Copy every line of the data that includes the string "this".

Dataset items
━━━━━━━━━━━━━━━━━━━━━━━━━━━━━━

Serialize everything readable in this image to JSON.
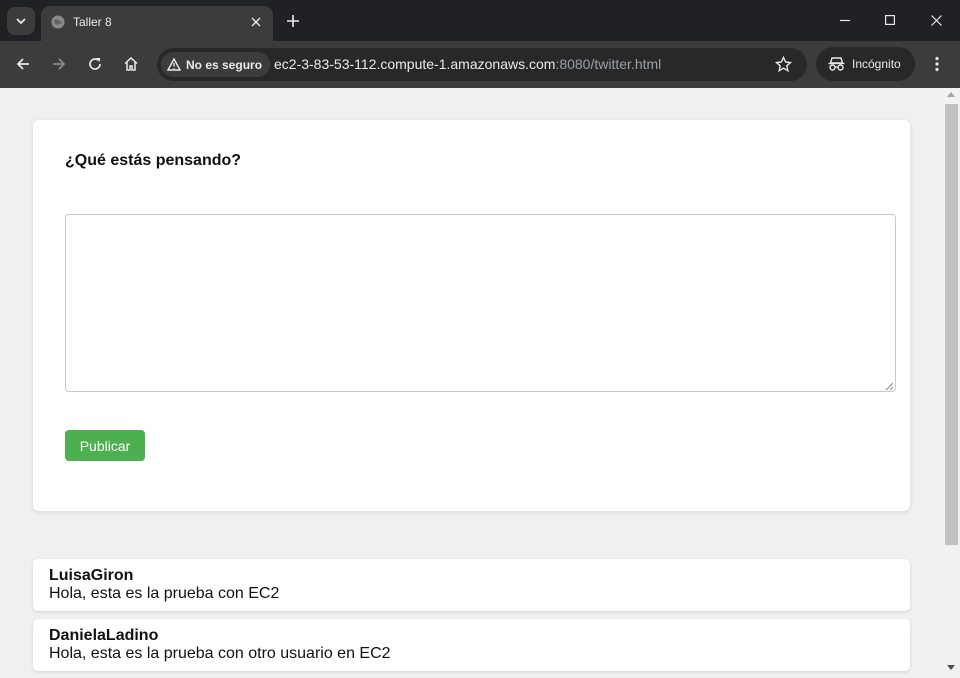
{
  "browser": {
    "tab_title": "Taller 8",
    "security_label": "No es seguro",
    "url_host": "ec2-3-83-53-112.compute-1.amazonaws.com",
    "url_rest": ":8080/twitter.html",
    "incognito_label": "Incógnito"
  },
  "compose": {
    "title": "¿Qué estás pensando?",
    "textarea_value": "",
    "publish_label": "Publicar"
  },
  "posts": [
    {
      "user": "LuisaGiron",
      "text": "Hola, esta es la prueba con EC2"
    },
    {
      "user": "DanielaLadino",
      "text": "Hola, esta es la prueba con otro usuario en EC2"
    }
  ],
  "colors": {
    "publish_button": "#4caf50",
    "page_background": "#f0f0f0",
    "browser_chrome": "#3c3c3c"
  },
  "icons": [
    "tab-search-icon",
    "globe-icon",
    "close-icon",
    "plus-icon",
    "minimize-icon",
    "maximize-icon",
    "back-icon",
    "forward-icon",
    "reload-icon",
    "home-icon",
    "warning-icon",
    "star-icon",
    "incognito-icon",
    "more-icon"
  ]
}
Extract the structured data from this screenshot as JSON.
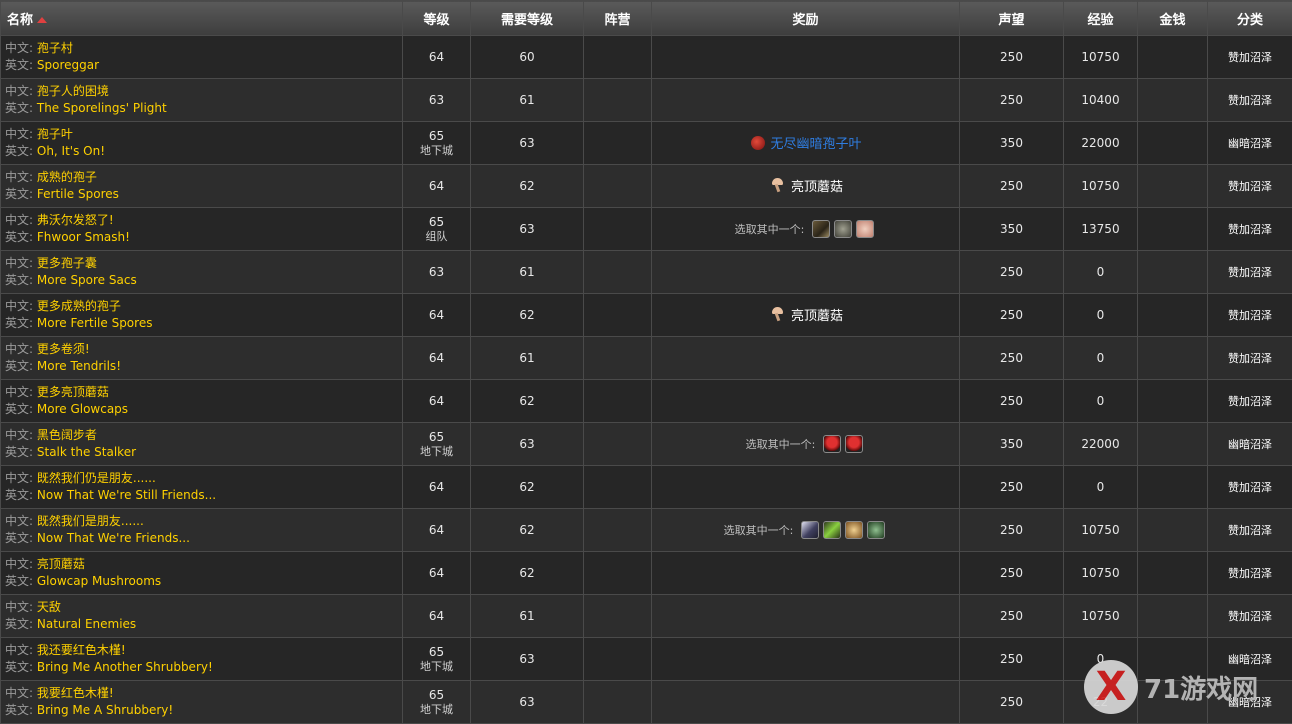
{
  "headers": {
    "name": "名称",
    "level": "等级",
    "req_level": "需要等级",
    "faction": "阵营",
    "reward": "奖励",
    "reputation": "声望",
    "experience": "经验",
    "money": "金钱",
    "category": "分类"
  },
  "labels": {
    "cn": "中文:",
    "en": "英文:",
    "choose_one": "选取其中一个:"
  },
  "rows": [
    {
      "cn": "孢子村",
      "en": "Sporeggar",
      "level": "64",
      "sub": "",
      "req": "60",
      "rep": "250",
      "xp": "10750",
      "cat": "赞加沼泽"
    },
    {
      "cn": "孢子人的困境",
      "en": "The Sporelings' Plight",
      "level": "63",
      "sub": "",
      "req": "61",
      "rep": "250",
      "xp": "10400",
      "cat": "赞加沼泽"
    },
    {
      "cn": "孢子叶",
      "en": "Oh, It's On!",
      "level": "65",
      "sub": "地下城",
      "req": "63",
      "rep": "350",
      "xp": "22000",
      "cat": "幽暗沼泽",
      "reward_item": "无尽幽暗孢子叶"
    },
    {
      "cn": "成熟的孢子",
      "en": "Fertile Spores",
      "level": "64",
      "sub": "",
      "req": "62",
      "rep": "250",
      "xp": "10750",
      "cat": "赞加沼泽",
      "reward_item": "亮顶蘑菇"
    },
    {
      "cn": "弗沃尔发怒了!",
      "en": "Fhwoor Smash!",
      "level": "65",
      "sub": "组队",
      "req": "63",
      "rep": "350",
      "xp": "13750",
      "cat": "赞加沼泽"
    },
    {
      "cn": "更多孢子囊",
      "en": "More Spore Sacs",
      "level": "63",
      "sub": "",
      "req": "61",
      "rep": "250",
      "xp": "0",
      "cat": "赞加沼泽"
    },
    {
      "cn": "更多成熟的孢子",
      "en": "More Fertile Spores",
      "level": "64",
      "sub": "",
      "req": "62",
      "rep": "250",
      "xp": "0",
      "cat": "赞加沼泽",
      "reward_item": "亮顶蘑菇"
    },
    {
      "cn": "更多卷须!",
      "en": "More Tendrils!",
      "level": "64",
      "sub": "",
      "req": "61",
      "rep": "250",
      "xp": "0",
      "cat": "赞加沼泽"
    },
    {
      "cn": "更多亮顶蘑菇",
      "en": "More Glowcaps",
      "level": "64",
      "sub": "",
      "req": "62",
      "rep": "250",
      "xp": "0",
      "cat": "赞加沼泽"
    },
    {
      "cn": "黑色阔步者",
      "en": "Stalk the Stalker",
      "level": "65",
      "sub": "地下城",
      "req": "63",
      "rep": "350",
      "xp": "22000",
      "cat": "幽暗沼泽"
    },
    {
      "cn": "既然我们仍是朋友......",
      "en": "Now That We're Still Friends...",
      "level": "64",
      "sub": "",
      "req": "62",
      "rep": "250",
      "xp": "0",
      "cat": "赞加沼泽"
    },
    {
      "cn": "既然我们是朋友......",
      "en": "Now That We're Friends...",
      "level": "64",
      "sub": "",
      "req": "62",
      "rep": "250",
      "xp": "10750",
      "cat": "赞加沼泽"
    },
    {
      "cn": "亮顶蘑菇",
      "en": "Glowcap Mushrooms",
      "level": "64",
      "sub": "",
      "req": "62",
      "rep": "250",
      "xp": "10750",
      "cat": "赞加沼泽"
    },
    {
      "cn": "天敌",
      "en": "Natural Enemies",
      "level": "64",
      "sub": "",
      "req": "61",
      "rep": "250",
      "xp": "10750",
      "cat": "赞加沼泽"
    },
    {
      "cn": "我还要红色木槿!",
      "en": "Bring Me Another Shrubbery!",
      "level": "65",
      "sub": "地下城",
      "req": "63",
      "rep": "250",
      "xp": "0",
      "cat": "幽暗沼泽"
    },
    {
      "cn": "我要红色木槿!",
      "en": "Bring Me A Shrubbery!",
      "level": "65",
      "sub": "地下城",
      "req": "63",
      "rep": "250",
      "xp": "22",
      "cat": "幽暗沼泽"
    }
  ],
  "colors": {
    "quest_name": "#ffd100",
    "rare_item": "#2f7de1",
    "header_bg": "#4a4a4a"
  },
  "watermark": {
    "logo": "X",
    "text": "71游戏网"
  }
}
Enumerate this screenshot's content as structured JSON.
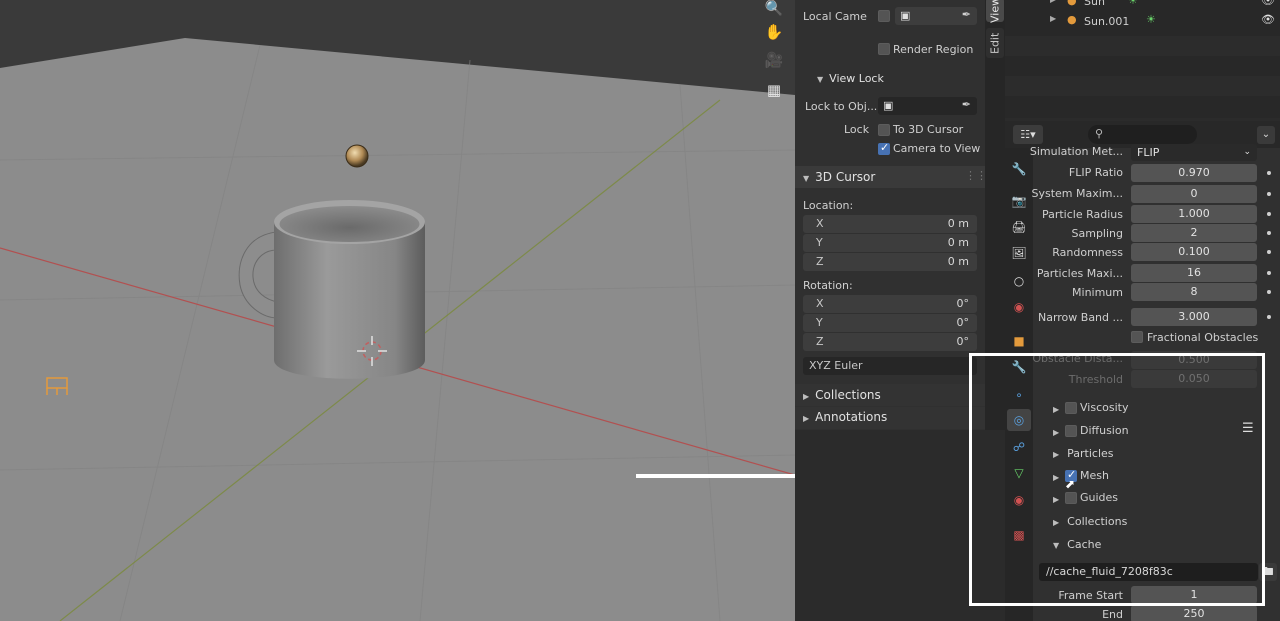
{
  "colors": {
    "accent": "#4772b3",
    "annotation": "#ffffff",
    "viewport_floor": "#8c8c8c",
    "x_axis": "#b25050",
    "y_axis": "#7a8a3a",
    "outliner_light_icon": "#69d36a"
  },
  "npanel": {
    "view": {
      "local_camera_label": "Local Came",
      "render_region_label": "Render Region",
      "view_lock_title": "View Lock",
      "lock_to_object_label": "Lock to Obj...",
      "lock_label": "Lock",
      "to_3d_cursor_label": "To 3D Cursor",
      "to_3d_cursor_checked": false,
      "camera_to_view_label": "Camera to View",
      "camera_to_view_checked": true
    },
    "cursor": {
      "title": "3D Cursor",
      "location_label": "Location:",
      "location": [
        {
          "axis": "X",
          "value": "0 m"
        },
        {
          "axis": "Y",
          "value": "0 m"
        },
        {
          "axis": "Z",
          "value": "0 m"
        }
      ],
      "rotation_label": "Rotation:",
      "rotation": [
        {
          "axis": "X",
          "value": "0°"
        },
        {
          "axis": "Y",
          "value": "0°"
        },
        {
          "axis": "Z",
          "value": "0°"
        }
      ],
      "rotation_mode": "XYZ Euler"
    },
    "collections_title": "Collections",
    "annotations_title": "Annotations",
    "tabs": [
      "View",
      "Edit"
    ]
  },
  "outliner": {
    "items": [
      {
        "name": "Sun",
        "icon": "light-icon"
      },
      {
        "name": "Sun.001",
        "icon": "light-icon"
      }
    ]
  },
  "properties": {
    "search_placeholder": "",
    "simulation_method_label": "Simulation Met...",
    "simulation_method_value": "FLIP",
    "rows": [
      {
        "label": "FLIP Ratio",
        "value": "0.970"
      },
      {
        "label": "System Maxim...",
        "value": "0"
      },
      {
        "label": "Particle Radius",
        "value": "1.000"
      },
      {
        "label": "Sampling",
        "value": "2"
      },
      {
        "label": "Randomness",
        "value": "0.100"
      },
      {
        "label": "Particles Maxi...",
        "value": "16"
      },
      {
        "label": "Minimum",
        "value": "8"
      },
      {
        "label": "Narrow Band ...",
        "value": "3.000"
      }
    ],
    "fractional_obstacles_label": "Fractional Obstacles",
    "obstacle_distance_label": "Obstacle Dista...",
    "obstacle_distance_value": "0.500",
    "threshold_label": "Threshold",
    "threshold_value": "0.050",
    "subpanels": [
      {
        "label": "Viscosity",
        "checkbox": true,
        "checked": false
      },
      {
        "label": "Diffusion",
        "checkbox": true,
        "checked": false
      },
      {
        "label": "Particles",
        "checkbox": false,
        "checked": false
      },
      {
        "label": "Mesh",
        "checkbox": true,
        "checked": true
      },
      {
        "label": "Guides",
        "checkbox": true,
        "checked": false
      },
      {
        "label": "Collections",
        "checkbox": false,
        "checked": false
      },
      {
        "label": "Cache",
        "checkbox": false,
        "checked": false,
        "expanded": true
      }
    ],
    "cache_directory": "//cache_fluid_7208f83c",
    "frame_start_label": "Frame Start",
    "frame_start_value": "1",
    "end_label": "End",
    "end_value": "250"
  }
}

━━━━━━━━━━━━━━━━━━━━━━━━━━━━━━

**RESPONSE TO THE TASK**
Serialize everything readable in this image to JSON.
Extract the structured data from this screenshot as JSON.
Enumerate this screenshot's content as structured JSON.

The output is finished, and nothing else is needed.